How would you approach three year old staying with grandparents?(18 Posts)
DH is French, we have a three year old DD. We live in the UK, DH's parents in France.
From what I see French family culture often means grandparents having their grandchildren to stay for longish periods from very young. E.g, some friends of DH's left their baby with his maternal grandparents for a week to go on holiday when they were 4 months old.
DH's parents seek / crave this. They suggested we left DD overnight with them when she was 10 weeks old, and pushed me to bottle feed (we declined this).
Overall though, they adore her, and have a good relationship.
DD has done some one night sleep overs with my siblings and her cousins on my side. She enjoys it but is very ready to come home in the morning. But she's never been away from home for longer than a night. I could imagine her now doing two nights / a weekend but my parents are divorced and neither are in a position to have her on their own. So it hasn't happened. I have been away from home without her for two night stretches twice, which she has found tough but ok.

Dataset records

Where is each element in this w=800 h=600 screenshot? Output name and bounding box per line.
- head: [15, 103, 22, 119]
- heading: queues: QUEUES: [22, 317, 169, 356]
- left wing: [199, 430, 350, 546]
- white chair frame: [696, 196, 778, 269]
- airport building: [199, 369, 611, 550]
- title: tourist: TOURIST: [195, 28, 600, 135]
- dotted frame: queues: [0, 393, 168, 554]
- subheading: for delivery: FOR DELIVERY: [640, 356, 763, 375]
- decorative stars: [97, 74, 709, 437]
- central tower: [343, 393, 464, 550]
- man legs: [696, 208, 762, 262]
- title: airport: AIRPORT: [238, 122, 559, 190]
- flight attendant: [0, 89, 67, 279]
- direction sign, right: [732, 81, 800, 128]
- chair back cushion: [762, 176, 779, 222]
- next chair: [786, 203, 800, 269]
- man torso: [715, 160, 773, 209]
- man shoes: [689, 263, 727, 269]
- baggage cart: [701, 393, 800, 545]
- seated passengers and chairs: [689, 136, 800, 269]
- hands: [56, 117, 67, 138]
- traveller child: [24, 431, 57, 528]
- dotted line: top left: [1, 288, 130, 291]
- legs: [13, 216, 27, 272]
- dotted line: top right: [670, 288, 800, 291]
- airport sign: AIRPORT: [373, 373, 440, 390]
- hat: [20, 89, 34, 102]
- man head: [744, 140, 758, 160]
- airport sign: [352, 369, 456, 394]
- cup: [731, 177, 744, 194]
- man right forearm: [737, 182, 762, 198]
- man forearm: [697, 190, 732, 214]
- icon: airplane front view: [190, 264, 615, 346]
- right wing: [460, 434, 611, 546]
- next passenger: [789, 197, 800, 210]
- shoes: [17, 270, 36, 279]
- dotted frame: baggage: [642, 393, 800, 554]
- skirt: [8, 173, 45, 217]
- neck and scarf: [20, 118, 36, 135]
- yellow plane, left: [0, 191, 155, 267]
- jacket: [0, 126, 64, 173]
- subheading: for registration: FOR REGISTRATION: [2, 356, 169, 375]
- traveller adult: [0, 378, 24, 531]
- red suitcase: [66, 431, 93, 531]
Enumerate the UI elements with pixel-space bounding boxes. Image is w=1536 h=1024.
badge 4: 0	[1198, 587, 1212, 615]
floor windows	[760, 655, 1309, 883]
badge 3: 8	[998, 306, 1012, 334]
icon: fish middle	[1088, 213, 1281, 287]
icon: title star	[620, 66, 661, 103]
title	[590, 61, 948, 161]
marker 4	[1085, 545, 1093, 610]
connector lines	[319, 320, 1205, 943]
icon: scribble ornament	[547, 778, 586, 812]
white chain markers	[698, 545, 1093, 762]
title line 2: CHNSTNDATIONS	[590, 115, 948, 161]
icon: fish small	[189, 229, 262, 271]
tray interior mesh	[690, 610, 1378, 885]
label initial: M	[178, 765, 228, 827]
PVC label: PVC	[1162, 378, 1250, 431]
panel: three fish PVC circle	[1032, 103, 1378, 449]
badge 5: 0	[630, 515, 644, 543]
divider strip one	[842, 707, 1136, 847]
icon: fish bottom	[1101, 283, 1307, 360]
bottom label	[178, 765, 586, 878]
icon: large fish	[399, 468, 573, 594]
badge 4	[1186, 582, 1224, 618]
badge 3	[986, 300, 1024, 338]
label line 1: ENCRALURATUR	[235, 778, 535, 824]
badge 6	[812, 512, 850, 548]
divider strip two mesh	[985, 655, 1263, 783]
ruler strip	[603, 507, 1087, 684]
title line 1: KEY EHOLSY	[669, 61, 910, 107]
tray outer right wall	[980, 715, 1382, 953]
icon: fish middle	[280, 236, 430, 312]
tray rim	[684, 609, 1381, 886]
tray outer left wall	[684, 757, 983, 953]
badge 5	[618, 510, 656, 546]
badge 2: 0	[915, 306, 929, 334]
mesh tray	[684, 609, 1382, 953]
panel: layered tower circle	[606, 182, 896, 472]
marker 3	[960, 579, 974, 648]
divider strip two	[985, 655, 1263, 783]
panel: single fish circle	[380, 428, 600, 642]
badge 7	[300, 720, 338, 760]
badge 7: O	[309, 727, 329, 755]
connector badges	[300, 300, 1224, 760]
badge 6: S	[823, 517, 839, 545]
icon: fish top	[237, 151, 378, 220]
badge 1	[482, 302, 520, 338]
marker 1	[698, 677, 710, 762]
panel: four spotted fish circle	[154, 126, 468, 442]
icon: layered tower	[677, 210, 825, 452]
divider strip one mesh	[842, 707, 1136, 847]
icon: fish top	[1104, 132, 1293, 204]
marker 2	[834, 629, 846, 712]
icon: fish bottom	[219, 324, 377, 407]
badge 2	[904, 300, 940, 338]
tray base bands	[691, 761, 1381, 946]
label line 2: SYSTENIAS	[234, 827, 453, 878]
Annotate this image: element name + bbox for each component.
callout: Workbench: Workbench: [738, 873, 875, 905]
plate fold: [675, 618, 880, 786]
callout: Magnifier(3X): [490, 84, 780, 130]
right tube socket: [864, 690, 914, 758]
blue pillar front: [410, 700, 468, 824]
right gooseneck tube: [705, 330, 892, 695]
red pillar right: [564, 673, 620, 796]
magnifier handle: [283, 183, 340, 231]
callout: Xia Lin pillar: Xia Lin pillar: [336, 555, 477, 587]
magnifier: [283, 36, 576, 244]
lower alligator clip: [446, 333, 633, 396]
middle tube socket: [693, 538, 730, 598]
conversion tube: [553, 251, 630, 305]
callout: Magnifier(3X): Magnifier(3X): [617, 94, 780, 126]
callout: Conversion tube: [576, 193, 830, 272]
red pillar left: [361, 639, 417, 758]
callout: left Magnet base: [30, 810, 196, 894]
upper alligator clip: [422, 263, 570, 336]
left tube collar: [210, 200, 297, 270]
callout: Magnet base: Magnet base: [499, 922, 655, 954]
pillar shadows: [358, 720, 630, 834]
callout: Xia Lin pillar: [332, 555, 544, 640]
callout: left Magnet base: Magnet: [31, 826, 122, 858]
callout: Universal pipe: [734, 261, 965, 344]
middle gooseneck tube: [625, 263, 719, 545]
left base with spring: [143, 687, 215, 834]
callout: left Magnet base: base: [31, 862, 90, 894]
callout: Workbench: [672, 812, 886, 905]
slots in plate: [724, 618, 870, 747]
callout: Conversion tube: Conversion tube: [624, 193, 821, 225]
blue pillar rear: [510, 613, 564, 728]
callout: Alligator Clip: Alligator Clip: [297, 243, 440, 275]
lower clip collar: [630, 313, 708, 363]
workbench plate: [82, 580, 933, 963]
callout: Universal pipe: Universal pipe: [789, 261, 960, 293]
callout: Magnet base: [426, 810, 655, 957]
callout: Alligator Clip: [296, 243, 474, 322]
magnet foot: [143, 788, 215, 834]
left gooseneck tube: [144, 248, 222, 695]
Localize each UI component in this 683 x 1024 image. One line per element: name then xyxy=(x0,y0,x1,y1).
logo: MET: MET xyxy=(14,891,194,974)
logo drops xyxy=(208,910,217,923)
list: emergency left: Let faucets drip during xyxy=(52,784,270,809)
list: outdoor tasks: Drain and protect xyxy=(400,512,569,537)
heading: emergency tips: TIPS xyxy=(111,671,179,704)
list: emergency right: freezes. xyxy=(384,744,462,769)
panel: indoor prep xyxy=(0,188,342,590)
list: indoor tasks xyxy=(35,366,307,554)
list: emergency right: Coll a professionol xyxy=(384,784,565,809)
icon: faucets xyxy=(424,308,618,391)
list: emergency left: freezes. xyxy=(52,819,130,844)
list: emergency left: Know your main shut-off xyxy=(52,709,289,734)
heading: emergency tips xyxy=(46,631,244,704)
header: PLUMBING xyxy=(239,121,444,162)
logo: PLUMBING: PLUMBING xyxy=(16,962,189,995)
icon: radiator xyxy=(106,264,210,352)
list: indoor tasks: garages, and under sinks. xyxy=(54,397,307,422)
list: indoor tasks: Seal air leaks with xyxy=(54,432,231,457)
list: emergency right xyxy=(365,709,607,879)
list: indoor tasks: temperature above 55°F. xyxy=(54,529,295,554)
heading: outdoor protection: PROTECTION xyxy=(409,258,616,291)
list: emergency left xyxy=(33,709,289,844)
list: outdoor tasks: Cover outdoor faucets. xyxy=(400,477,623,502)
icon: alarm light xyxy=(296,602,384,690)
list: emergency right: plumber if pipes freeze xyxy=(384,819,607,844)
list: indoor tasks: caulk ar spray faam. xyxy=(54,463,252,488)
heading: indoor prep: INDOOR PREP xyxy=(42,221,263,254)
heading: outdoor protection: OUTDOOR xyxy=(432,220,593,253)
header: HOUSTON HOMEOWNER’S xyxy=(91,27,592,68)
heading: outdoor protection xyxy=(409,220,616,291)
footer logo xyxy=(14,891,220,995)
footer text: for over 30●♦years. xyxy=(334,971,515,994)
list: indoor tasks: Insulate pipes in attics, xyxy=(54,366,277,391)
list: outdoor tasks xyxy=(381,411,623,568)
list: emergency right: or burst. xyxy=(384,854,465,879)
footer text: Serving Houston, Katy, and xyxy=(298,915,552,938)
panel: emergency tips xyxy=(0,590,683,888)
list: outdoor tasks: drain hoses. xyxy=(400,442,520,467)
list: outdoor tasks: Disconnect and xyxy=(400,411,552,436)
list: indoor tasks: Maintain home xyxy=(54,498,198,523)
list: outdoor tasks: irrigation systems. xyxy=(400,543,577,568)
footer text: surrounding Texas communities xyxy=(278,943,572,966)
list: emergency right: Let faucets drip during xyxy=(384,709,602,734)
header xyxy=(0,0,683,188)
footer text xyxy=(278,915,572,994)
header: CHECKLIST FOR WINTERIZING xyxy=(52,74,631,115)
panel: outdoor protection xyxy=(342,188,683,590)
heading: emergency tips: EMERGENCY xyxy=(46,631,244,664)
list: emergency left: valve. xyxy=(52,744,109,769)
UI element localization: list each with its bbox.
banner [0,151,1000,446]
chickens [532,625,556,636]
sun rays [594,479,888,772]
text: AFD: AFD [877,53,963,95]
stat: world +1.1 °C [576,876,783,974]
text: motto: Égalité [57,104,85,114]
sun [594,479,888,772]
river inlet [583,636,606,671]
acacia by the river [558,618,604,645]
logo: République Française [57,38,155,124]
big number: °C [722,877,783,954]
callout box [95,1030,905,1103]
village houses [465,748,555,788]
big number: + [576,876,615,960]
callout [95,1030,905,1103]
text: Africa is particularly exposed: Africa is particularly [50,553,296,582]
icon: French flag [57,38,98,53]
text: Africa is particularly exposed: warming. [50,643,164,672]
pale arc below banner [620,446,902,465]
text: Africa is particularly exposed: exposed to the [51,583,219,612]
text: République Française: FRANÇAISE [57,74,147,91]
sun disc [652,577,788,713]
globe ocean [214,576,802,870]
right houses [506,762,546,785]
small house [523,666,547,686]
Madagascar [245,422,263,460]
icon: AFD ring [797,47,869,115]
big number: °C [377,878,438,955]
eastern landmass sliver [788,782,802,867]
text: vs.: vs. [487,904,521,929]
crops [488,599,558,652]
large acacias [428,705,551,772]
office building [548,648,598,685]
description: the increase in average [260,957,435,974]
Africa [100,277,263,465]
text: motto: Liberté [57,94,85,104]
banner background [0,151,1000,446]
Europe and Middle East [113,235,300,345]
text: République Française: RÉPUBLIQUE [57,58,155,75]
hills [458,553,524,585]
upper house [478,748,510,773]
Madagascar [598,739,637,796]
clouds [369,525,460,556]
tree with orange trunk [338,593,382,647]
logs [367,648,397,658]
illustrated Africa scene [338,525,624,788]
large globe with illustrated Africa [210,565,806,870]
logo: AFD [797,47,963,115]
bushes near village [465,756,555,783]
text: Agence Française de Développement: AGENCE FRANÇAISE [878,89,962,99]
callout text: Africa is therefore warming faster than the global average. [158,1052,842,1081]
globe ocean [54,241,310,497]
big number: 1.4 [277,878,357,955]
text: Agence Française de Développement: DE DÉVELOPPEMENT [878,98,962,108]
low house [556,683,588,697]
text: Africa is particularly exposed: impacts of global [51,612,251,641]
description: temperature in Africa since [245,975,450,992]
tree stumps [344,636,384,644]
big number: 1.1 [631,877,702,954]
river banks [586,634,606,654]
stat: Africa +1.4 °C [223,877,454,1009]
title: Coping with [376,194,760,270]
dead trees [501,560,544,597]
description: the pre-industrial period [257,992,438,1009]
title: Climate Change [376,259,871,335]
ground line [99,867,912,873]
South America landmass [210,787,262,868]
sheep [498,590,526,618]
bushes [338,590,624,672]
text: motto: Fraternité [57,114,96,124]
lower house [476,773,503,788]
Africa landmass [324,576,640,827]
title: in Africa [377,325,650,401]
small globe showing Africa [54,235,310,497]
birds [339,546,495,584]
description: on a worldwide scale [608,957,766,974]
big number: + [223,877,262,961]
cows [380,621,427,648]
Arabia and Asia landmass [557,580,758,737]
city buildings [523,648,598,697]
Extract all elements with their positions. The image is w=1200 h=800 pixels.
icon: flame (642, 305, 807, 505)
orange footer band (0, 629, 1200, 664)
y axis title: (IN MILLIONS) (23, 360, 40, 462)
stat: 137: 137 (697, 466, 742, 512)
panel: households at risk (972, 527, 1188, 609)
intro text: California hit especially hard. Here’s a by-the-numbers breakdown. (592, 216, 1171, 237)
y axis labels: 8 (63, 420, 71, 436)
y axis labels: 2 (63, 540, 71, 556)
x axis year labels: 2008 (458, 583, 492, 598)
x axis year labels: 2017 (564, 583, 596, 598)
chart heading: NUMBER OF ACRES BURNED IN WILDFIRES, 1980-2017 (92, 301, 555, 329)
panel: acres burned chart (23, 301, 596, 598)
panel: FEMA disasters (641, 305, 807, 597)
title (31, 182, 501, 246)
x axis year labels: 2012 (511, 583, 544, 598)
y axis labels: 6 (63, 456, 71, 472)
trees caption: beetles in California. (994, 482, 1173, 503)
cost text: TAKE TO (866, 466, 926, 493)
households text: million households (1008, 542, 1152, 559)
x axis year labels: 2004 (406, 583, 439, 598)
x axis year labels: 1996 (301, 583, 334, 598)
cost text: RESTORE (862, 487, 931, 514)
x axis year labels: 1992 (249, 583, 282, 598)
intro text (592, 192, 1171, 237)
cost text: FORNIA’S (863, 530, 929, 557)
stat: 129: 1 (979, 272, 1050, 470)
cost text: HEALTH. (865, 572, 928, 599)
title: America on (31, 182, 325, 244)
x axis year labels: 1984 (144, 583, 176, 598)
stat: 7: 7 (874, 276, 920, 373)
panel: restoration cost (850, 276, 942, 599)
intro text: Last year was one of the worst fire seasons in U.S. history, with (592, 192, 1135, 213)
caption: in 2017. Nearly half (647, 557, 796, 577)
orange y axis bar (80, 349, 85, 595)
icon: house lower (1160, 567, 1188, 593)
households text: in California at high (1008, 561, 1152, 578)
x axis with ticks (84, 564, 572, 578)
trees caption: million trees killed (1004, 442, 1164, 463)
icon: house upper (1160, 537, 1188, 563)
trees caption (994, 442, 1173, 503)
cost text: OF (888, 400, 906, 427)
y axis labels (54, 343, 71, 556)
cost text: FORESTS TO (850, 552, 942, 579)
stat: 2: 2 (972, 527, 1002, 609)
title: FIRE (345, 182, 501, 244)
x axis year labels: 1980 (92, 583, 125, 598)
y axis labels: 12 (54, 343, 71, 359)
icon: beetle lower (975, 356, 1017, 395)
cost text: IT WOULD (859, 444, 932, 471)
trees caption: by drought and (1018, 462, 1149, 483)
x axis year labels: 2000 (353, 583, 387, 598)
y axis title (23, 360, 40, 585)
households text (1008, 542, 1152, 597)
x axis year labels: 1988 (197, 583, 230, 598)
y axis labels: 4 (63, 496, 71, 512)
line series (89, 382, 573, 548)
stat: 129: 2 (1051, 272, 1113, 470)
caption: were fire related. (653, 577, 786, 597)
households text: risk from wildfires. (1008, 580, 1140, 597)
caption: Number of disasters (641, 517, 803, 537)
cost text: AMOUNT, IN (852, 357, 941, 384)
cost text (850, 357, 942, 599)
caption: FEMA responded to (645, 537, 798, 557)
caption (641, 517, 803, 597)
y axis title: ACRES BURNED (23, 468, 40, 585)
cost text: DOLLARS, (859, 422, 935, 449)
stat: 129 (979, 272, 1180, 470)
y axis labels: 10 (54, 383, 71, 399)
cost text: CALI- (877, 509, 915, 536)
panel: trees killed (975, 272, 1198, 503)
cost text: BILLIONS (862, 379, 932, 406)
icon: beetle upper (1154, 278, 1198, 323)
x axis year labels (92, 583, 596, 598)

Problems and tasks:
• a. Echo the forum post from "How would you" to "parents in France.", keeping every word unchanged.
• b. Using the forum post, decide whether each statement agrees with it, answering yes or no and quoting the words that settle it: (i) DH's parents live in France. (ii) DD has spent more than one night away from home. (iii) DH's parents proposed leaving DD overnight with them when she was 10 weeks old.
• c. Pick up the forum post about the three-year-old staying with her grandparents after its last sentence and keep writing it.

Final results:
• a.
How would you approach three year old staying with grandparents?(18 Posts)
DH is French, we have a three year old DD. We live in the UK, DH's parents in France.

• b.
(i) Yes: "DH's parents in France."
(ii) No: "she's never been away from home for longer than a night."
(iii) Yes: "They suggested we left DD overnight with them when she was 10 weeks old"

• c.
DH's parents are now suggesting (I suspect pushing and DH is watering it down) that she goes to stay with them in France for week without us this summer (we are visiting them as a family anyway).
I think this is too long, and too far away, especially given that she doesn't see them that often (this year she saw them at Christmas and then for one day in May). I think even if we saw them often and they regularly cared for DD a week is a very long time for a three year old.
Also, DH's parents are quite controlling. So I am not confident if she was staying with them, that they would contact us or keep us appropriately informed if there were problems (illness, homesickness etc).
However I suspect this will cause tension at some point and would like to find a compromise.
What do others do? I was thinking of offering:
- that they come and stay with us before we go to France. Possibly that DH and I have a night or two away
- DH and I have a night or two away during the week we are with them
- then once we have had success with those things, that she stays with them for a shorter period (2/3 nights) subsequently, but not this summer.
- that we build up to her staying for a week as she enjoys her visits to them without us and she gets older.
Very interested in what others think, especially about age of child / length of time away from both parents and the family home.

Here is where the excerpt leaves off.